Information supplied:
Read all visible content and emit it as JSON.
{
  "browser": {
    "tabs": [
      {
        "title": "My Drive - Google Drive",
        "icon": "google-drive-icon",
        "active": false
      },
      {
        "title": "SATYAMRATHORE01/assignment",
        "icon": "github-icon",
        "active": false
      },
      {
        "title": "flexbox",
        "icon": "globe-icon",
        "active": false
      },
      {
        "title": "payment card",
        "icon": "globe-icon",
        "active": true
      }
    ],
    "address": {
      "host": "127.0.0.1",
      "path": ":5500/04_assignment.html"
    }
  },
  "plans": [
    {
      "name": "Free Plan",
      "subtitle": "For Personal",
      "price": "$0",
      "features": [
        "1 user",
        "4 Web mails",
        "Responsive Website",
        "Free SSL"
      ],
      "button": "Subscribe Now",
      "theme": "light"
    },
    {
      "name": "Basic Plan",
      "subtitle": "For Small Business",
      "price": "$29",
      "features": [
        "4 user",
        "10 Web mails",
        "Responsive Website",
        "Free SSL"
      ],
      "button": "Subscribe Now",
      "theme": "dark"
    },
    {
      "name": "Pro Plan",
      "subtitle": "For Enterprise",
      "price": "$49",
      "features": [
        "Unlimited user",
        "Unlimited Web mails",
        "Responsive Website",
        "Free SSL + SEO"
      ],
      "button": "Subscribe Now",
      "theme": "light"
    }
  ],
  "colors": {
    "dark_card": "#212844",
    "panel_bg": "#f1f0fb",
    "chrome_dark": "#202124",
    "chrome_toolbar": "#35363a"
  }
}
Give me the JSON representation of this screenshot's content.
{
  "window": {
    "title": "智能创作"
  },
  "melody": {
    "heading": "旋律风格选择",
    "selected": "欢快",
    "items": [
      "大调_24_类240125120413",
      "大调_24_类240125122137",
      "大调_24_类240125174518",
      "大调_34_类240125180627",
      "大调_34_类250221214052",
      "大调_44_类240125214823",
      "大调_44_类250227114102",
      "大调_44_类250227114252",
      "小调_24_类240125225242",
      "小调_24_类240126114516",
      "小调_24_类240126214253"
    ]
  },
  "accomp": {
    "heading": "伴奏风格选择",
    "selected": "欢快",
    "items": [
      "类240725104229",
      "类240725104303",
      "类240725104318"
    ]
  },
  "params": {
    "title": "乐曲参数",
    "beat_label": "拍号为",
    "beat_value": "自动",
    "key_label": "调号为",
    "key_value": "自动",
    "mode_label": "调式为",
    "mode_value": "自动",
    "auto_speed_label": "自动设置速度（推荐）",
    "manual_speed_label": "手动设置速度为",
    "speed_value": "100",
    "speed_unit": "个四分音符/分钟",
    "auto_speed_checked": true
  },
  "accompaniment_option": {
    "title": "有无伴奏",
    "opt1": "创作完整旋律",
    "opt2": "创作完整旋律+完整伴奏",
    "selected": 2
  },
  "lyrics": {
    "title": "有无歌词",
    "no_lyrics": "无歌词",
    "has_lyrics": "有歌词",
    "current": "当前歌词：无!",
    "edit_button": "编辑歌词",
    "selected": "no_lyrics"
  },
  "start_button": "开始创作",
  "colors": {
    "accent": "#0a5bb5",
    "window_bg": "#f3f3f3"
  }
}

Aim: Copy all the entries verbatim.

Solution for this exercise:
Read all visible content and emit it as JSON.
{
  "browser": {
    "tabs": [
      {
        "title": "My Drive - Google Drive",
        "icon": "google-drive-icon",
        "active": false
      },
      {
        "title": "SATYAMRATHORE01/assignment",
        "icon": "github-icon",
        "active": false
      },
      {
        "title": "flexbox",
        "icon": "globe-icon",
        "active": false
      },
      {
        "title": "payment card",
        "icon": "globe-icon",
        "active": true
      }
    ],
    "address": {
      "host": "127.0.0.1",
      "path": ":5500/04_assignment.html"
    }
  },
  "plans": [
    {
      "name": "Free Plan",
      "subtitle": "For Personal",
      "price": "$0",
      "features": [
        "1 user",
        "4 Web mails",
        "Responsive Website",
        "Free SSL"
      ],
      "button": "Subscribe Now",
      "theme": "light"
    },
    {
      "name": "Basic Plan",
      "subtitle": "For Small Business",
      "price": "$29",
      "features": [
        "4 user",
        "10 Web mails",
        "Responsive Website",
        "Free SSL"
      ],
      "button": "Subscribe Now",
      "theme": "dark"
    },
    {
      "name": "Pro Plan",
      "subtitle": "For Enterprise",
      "price": "$49",
      "features": [
        "Unlimited user",
        "Unlimited Web mails",
        "Responsive Website",
        "Free SSL + SEO"
      ],
      "button": "Subscribe Now",
      "theme": "light"
    }
  ],
  "colors": {
    "dark_card": "#212844",
    "panel_bg": "#f1f0fb",
    "chrome_dark": "#202124",
    "chrome_toolbar": "#35363a"
  }
}
Give me the JSON representation of this screenshot's content.
{
  "window": {
    "title": "智能创作"
  },
  "melody": {
    "heading": "旋律风格选择",
    "selected": "欢快",
    "items": [
      "大调_24_类240125120413",
      "大调_24_类240125122137",
      "大调_24_类240125174518",
      "大调_34_类240125180627",
      "大调_34_类250221214052",
      "大调_44_类240125214823",
      "大调_44_类250227114102",
      "大调_44_类250227114252",
      "小调_24_类240125225242",
      "小调_24_类240126114516",
      "小调_24_类240126214253"
    ]
  },
  "accomp": {
    "heading": "伴奏风格选择",
    "selected": "欢快",
    "items": [
      "类240725104229",
      "类240725104303",
      "类240725104318"
    ]
  },
  "params": {
    "title": "乐曲参数",
    "beat_label": "拍号为",
    "beat_value": "自动",
    "key_label": "调号为",
    "key_value": "自动",
    "mode_label": "调式为",
    "mode_value": "自动",
    "auto_speed_label": "自动设置速度（推荐）",
    "manual_speed_label": "手动设置速度为",
    "speed_value": "100",
    "speed_unit": "个四分音符/分钟",
    "auto_speed_checked": true
  },
  "accompaniment_option": {
    "title": "有无伴奏",
    "opt1": "创作完整旋律",
    "opt2": "创作完整旋律+完整伴奏",
    "selected": 2
  },
  "lyrics": {
    "title": "有无歌词",
    "no_lyrics": "无歌词",
    "has_lyrics": "有歌词",
    "current": "当前歌词：无!",
    "edit_button": "编辑歌词",
    "selected": "no_lyrics"
  },
  "start_button": "开始创作",
  "colors": {
    "accent": "#0a5bb5",
    "window_bg": "#f3f3f3"
  }
}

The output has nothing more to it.